_MATERIAL FOR THE TASK_:

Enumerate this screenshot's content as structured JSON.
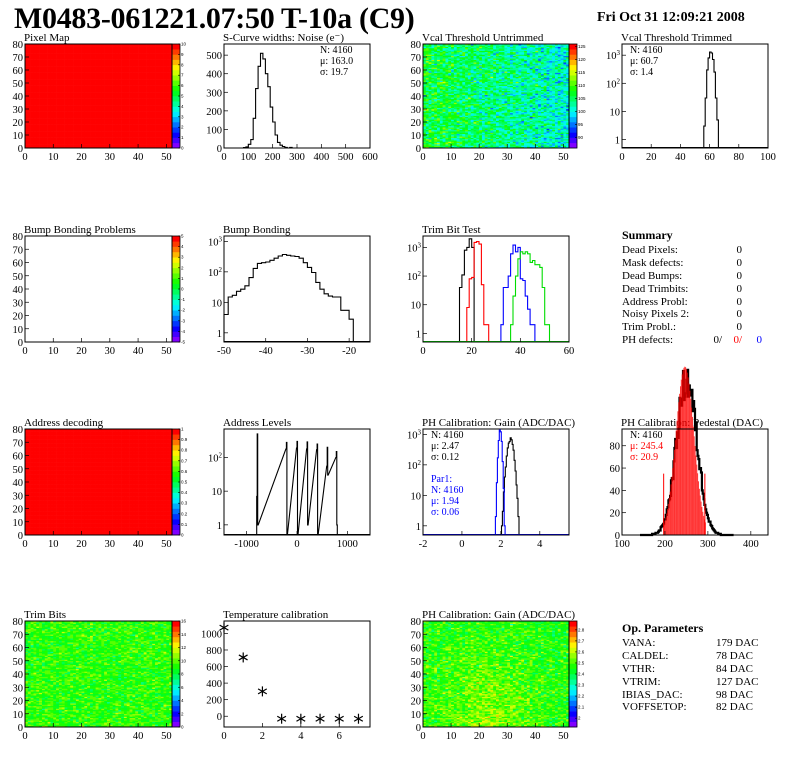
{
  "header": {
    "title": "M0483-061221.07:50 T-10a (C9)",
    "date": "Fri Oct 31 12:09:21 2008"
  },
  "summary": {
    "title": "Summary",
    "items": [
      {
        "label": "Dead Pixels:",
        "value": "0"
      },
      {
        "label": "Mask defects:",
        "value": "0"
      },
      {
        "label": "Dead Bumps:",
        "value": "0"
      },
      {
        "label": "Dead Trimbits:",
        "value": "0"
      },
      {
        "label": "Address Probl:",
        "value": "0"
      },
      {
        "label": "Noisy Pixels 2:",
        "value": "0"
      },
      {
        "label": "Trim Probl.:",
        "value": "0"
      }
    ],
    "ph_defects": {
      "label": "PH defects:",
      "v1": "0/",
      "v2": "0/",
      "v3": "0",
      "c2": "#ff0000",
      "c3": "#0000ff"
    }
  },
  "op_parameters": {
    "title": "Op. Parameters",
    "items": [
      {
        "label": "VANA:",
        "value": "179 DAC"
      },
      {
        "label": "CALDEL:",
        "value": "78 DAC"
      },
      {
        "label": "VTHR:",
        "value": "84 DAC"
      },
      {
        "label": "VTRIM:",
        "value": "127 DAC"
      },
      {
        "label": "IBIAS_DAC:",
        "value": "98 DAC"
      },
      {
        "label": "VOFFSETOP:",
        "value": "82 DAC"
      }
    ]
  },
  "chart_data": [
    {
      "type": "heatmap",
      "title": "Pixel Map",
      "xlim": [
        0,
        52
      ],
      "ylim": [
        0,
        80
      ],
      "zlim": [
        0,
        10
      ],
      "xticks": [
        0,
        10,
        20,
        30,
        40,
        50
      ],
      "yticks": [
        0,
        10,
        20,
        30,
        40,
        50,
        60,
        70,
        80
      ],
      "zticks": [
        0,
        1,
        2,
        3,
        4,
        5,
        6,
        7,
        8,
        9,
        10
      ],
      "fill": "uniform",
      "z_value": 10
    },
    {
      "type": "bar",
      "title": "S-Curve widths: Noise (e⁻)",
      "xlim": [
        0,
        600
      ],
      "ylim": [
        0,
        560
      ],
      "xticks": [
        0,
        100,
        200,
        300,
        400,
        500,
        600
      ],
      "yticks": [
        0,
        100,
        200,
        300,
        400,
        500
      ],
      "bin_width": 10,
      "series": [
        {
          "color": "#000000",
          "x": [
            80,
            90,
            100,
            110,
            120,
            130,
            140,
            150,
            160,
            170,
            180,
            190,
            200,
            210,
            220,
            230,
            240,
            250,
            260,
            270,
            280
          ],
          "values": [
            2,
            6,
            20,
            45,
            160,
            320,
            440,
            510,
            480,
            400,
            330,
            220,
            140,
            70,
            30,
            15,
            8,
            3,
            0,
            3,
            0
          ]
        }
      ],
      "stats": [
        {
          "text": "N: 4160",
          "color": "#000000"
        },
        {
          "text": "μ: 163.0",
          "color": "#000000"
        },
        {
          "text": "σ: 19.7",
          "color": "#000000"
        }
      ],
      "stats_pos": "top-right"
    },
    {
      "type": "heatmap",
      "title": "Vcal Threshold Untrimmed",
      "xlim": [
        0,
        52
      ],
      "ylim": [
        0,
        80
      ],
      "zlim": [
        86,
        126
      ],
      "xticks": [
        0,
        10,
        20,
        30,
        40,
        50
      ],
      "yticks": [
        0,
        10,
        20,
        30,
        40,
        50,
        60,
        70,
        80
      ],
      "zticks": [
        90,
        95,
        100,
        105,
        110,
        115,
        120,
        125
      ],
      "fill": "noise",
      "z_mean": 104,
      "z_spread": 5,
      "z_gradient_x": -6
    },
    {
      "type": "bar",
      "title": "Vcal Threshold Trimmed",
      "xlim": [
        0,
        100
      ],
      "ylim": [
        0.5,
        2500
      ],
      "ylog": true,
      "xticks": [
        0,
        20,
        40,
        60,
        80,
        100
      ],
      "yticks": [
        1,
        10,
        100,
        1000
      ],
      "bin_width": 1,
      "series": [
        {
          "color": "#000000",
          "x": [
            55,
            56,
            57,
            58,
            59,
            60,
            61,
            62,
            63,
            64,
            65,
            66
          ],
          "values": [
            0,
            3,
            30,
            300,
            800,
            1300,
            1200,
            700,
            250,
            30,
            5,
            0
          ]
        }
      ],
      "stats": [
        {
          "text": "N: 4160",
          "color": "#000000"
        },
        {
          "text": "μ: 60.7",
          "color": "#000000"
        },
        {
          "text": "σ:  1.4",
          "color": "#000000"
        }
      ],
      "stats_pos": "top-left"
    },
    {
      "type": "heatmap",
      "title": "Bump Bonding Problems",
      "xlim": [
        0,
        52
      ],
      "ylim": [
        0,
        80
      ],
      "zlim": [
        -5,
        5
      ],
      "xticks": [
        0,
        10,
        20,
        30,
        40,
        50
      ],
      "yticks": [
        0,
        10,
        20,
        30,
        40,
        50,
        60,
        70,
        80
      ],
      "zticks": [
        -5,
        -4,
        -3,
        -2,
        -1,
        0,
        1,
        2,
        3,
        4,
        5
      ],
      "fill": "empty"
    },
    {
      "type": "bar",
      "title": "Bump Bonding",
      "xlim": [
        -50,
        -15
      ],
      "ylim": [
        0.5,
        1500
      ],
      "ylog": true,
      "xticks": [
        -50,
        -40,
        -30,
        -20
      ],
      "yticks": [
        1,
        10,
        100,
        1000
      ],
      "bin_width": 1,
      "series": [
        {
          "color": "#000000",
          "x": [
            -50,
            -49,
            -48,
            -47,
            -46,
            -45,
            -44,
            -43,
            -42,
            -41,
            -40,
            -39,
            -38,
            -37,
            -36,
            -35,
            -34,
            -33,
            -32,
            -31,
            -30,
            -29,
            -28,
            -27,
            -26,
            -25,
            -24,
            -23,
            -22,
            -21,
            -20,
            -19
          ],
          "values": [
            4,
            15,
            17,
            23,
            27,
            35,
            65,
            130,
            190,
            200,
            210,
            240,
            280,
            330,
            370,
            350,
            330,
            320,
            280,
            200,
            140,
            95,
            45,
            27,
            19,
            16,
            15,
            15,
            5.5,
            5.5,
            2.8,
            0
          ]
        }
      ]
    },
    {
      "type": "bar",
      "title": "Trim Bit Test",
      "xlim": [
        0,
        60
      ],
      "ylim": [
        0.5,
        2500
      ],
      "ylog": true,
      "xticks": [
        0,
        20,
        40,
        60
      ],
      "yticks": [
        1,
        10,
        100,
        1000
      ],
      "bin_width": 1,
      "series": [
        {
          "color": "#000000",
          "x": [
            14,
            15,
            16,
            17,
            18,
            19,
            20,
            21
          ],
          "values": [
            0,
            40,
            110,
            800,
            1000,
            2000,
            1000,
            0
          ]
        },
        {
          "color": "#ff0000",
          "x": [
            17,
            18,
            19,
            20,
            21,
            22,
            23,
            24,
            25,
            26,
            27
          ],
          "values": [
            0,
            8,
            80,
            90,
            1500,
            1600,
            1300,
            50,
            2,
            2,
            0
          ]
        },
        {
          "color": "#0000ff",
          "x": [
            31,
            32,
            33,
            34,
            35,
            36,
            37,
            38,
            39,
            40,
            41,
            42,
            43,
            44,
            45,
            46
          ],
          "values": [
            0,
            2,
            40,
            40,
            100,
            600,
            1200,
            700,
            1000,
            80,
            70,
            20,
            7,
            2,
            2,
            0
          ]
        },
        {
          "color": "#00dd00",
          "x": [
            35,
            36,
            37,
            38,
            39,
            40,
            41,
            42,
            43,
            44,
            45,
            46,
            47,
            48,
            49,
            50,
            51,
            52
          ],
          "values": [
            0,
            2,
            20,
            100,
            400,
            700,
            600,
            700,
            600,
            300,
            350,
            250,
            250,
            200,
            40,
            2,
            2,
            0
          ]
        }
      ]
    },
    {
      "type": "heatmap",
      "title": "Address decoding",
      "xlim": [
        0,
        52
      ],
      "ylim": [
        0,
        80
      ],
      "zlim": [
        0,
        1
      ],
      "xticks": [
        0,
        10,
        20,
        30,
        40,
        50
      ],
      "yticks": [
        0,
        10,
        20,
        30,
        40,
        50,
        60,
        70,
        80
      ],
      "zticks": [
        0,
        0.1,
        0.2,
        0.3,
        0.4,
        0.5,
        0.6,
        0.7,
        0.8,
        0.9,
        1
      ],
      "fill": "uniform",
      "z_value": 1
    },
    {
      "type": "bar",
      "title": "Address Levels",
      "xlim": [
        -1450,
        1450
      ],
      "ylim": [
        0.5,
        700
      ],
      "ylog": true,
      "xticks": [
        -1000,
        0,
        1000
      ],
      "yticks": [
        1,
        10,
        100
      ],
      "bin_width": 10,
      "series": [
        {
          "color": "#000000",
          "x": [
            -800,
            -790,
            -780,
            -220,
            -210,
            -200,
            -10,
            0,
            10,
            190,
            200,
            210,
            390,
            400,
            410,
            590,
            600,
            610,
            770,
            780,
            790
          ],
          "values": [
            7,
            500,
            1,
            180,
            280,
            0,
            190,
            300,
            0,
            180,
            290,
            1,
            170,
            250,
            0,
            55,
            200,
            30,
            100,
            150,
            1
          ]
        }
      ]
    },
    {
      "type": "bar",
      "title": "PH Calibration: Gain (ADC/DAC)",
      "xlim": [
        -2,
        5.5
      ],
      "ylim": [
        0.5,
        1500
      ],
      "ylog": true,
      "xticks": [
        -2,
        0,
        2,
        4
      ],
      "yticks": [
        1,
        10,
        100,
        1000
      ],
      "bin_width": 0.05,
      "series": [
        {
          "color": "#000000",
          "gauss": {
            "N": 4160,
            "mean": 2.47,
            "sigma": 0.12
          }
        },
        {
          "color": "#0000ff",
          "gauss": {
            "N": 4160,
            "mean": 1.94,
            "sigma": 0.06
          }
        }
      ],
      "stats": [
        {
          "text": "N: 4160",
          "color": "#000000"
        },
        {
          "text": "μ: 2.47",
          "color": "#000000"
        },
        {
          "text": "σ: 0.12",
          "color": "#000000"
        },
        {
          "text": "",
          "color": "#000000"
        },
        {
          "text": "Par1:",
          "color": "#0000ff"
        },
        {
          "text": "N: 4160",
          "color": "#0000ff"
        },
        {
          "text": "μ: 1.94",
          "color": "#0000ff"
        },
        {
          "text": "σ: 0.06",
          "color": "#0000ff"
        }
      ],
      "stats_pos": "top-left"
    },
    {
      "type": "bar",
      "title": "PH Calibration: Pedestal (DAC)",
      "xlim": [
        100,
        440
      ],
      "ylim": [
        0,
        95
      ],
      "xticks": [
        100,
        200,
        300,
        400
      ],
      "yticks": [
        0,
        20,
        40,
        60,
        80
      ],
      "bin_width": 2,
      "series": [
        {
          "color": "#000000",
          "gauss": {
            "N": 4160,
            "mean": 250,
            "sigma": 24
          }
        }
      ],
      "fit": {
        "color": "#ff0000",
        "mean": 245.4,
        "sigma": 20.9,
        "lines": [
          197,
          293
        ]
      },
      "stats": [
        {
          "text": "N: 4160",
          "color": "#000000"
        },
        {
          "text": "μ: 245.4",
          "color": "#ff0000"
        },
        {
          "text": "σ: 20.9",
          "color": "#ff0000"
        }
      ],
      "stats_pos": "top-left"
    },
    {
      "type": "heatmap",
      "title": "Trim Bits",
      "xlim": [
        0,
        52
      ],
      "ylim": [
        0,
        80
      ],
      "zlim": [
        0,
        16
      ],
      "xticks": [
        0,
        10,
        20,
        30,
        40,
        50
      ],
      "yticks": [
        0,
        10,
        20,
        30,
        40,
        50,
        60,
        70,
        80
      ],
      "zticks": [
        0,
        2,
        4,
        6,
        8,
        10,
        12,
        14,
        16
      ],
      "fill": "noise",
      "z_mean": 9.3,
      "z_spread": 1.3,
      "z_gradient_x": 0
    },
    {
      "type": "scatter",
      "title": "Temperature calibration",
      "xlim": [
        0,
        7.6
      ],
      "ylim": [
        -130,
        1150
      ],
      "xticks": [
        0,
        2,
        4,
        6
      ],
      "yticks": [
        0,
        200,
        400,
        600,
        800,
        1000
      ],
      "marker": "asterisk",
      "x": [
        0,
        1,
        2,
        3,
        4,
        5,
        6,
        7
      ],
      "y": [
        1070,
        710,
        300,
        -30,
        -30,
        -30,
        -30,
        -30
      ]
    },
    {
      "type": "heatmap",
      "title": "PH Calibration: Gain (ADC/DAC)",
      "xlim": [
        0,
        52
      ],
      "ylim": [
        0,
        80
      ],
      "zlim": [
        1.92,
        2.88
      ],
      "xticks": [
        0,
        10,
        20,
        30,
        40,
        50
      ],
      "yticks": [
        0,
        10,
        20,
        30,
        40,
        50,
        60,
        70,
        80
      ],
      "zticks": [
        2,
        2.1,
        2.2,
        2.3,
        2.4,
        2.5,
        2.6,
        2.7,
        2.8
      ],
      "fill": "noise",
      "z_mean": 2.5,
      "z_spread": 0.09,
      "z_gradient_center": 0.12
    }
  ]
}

---

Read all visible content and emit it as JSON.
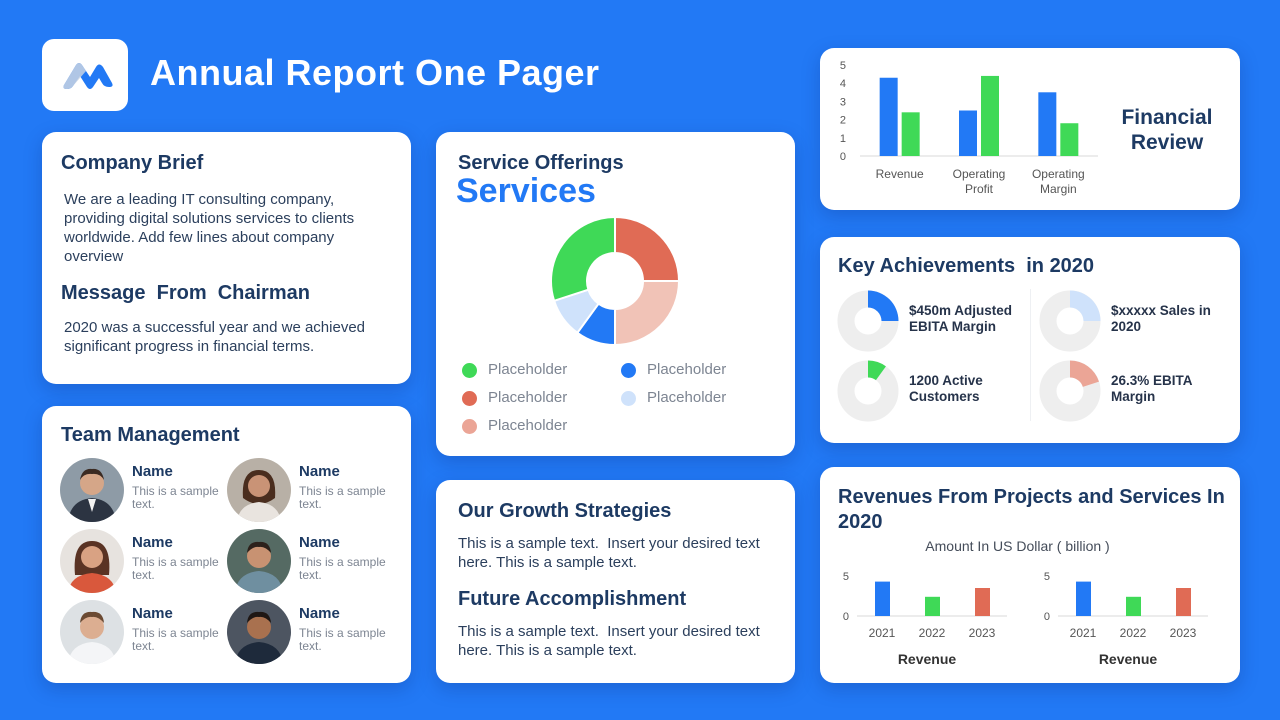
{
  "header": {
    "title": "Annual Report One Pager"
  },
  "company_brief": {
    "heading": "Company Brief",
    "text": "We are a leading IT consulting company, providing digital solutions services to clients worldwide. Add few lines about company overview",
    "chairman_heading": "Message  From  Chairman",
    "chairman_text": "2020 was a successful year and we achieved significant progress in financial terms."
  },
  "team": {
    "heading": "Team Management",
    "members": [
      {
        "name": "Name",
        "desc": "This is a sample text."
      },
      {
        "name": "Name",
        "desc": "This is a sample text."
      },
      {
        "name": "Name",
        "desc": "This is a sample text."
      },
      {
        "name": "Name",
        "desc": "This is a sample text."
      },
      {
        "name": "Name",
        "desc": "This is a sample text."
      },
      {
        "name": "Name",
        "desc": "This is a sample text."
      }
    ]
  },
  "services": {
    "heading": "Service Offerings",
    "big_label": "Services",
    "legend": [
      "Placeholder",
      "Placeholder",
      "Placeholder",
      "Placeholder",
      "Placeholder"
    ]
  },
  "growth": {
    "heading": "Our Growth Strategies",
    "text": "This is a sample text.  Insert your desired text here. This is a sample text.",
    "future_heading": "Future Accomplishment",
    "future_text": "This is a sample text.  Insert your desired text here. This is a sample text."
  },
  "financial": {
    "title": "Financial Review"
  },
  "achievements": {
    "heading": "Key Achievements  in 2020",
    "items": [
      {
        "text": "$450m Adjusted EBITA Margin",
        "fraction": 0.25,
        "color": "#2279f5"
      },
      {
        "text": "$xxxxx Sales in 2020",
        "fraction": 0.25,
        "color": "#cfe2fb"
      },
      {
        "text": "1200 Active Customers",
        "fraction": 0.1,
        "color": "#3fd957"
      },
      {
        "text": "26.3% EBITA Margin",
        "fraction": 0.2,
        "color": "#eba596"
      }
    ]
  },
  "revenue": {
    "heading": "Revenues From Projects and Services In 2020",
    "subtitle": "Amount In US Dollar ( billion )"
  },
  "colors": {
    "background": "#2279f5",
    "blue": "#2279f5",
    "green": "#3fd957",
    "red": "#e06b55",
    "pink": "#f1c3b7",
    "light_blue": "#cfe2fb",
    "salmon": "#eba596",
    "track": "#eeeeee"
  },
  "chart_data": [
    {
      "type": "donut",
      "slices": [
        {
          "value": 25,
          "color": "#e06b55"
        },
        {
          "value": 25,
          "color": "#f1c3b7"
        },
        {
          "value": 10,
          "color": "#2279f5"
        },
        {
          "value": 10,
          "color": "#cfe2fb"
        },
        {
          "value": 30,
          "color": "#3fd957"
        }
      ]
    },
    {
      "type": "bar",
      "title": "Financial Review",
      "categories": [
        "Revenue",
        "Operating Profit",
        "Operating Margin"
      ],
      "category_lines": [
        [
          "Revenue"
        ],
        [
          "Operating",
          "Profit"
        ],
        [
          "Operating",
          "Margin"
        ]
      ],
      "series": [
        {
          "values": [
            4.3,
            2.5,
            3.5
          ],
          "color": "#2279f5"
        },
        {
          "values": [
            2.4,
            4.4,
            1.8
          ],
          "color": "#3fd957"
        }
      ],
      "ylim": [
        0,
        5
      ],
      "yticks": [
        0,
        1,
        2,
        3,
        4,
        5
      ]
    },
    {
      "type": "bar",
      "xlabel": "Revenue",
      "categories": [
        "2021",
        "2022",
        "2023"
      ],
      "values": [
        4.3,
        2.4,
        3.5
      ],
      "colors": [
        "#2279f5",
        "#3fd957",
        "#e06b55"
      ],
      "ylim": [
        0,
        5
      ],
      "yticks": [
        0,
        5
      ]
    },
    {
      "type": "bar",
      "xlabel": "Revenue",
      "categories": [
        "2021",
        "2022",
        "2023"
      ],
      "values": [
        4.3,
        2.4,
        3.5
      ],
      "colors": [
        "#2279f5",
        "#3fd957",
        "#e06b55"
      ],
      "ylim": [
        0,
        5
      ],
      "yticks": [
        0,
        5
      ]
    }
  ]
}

---

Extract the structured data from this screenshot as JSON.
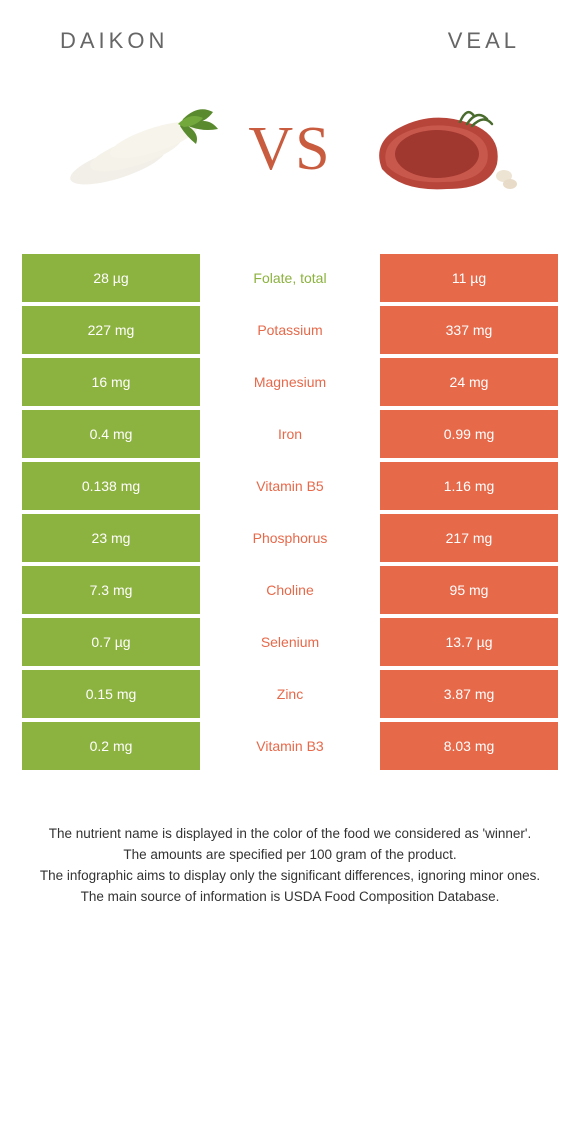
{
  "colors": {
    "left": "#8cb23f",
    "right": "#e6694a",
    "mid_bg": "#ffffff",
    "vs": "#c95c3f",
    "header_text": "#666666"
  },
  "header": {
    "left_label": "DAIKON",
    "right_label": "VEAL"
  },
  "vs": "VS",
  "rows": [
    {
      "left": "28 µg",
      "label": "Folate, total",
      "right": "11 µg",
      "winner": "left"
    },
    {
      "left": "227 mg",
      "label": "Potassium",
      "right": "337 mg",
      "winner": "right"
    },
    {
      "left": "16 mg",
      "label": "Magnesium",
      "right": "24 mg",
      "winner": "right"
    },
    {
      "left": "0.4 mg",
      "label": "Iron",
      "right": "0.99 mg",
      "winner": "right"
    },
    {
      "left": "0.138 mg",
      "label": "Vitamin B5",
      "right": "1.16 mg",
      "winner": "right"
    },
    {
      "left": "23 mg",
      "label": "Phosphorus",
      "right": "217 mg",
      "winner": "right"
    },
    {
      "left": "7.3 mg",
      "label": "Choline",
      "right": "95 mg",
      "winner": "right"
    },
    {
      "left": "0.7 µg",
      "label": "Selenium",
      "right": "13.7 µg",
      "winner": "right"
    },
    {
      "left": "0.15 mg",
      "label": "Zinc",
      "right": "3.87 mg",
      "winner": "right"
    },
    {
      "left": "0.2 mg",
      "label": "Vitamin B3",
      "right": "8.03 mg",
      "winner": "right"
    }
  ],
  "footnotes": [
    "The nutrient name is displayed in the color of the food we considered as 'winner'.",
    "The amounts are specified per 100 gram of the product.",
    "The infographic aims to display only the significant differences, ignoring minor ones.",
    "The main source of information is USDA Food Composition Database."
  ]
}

_GIVEN INSTRUCTION_: Using the records above, copy every line that has the word "Bonding" in it.

_RESPONSE TO THIS EXERCISE_:
      "title": "Bump Bonding Problems",
      "title": "Bump Bonding",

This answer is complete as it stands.